Figure collection entries

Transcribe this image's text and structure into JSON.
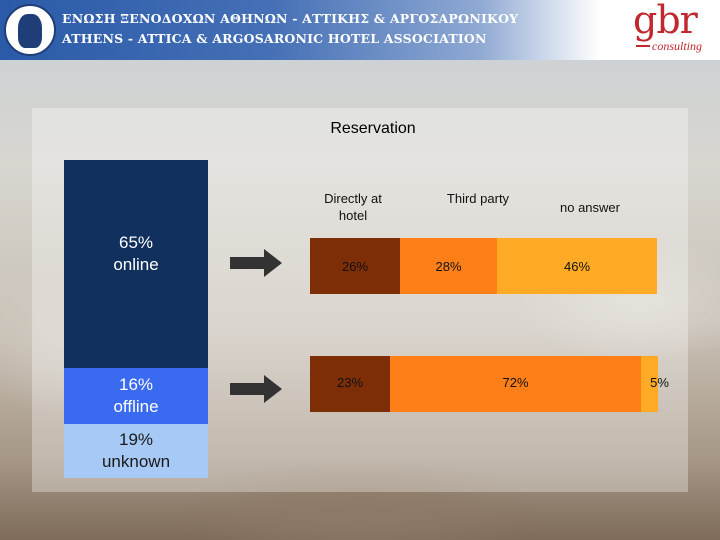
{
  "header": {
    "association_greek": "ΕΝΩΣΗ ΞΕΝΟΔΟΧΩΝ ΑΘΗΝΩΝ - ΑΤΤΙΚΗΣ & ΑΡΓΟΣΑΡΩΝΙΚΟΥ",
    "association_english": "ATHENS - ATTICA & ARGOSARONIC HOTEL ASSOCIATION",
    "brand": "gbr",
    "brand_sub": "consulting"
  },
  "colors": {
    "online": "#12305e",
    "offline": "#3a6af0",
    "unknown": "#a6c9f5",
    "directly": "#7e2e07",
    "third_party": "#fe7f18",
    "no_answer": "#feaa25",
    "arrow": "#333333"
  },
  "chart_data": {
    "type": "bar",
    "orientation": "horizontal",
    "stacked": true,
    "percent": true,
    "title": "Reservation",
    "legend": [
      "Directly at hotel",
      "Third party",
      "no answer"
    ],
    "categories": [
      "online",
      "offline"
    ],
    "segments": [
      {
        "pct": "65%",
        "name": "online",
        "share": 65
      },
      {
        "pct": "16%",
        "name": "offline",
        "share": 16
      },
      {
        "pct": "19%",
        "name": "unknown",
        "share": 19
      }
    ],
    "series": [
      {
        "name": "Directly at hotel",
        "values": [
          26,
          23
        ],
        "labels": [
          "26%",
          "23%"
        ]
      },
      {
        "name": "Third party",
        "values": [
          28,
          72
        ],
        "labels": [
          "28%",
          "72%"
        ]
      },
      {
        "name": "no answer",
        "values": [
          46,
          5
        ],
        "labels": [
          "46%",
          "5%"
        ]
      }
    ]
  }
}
--
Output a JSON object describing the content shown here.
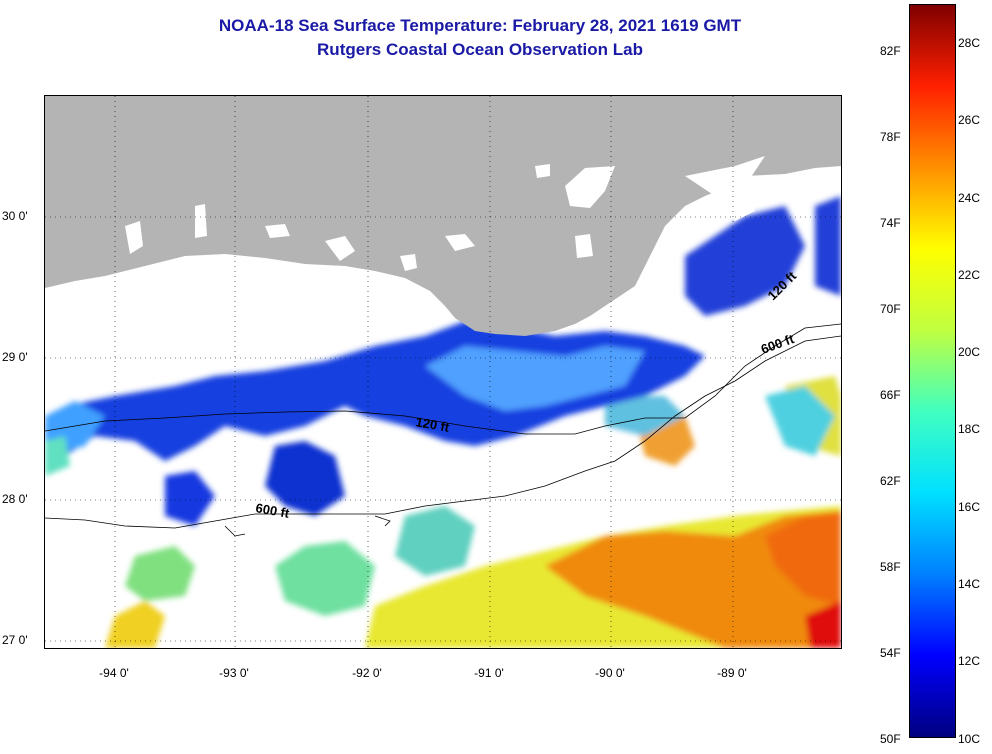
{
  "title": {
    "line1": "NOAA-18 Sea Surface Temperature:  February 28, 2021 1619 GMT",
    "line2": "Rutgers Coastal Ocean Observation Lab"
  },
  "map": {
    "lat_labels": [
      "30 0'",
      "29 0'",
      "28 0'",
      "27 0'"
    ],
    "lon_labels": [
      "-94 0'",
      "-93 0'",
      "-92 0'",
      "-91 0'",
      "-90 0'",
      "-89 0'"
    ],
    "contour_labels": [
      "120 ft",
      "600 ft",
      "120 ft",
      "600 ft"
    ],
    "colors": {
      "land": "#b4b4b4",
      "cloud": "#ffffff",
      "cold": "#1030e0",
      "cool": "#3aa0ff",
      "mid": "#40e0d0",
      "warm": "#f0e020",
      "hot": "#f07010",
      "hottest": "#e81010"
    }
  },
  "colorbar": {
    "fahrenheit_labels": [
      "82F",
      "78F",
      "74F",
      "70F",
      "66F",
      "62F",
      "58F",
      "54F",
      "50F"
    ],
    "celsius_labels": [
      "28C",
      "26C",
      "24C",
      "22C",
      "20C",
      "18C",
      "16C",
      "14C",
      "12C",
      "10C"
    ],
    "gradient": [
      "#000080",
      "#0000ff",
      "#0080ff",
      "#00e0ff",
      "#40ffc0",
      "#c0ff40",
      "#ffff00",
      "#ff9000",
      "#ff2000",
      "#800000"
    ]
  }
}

• What is expected
Gather every line from the listing above in which the word "offline" appears.

• Response
    "offline": "#3a6af0",
      "offline"
        "name": "offline",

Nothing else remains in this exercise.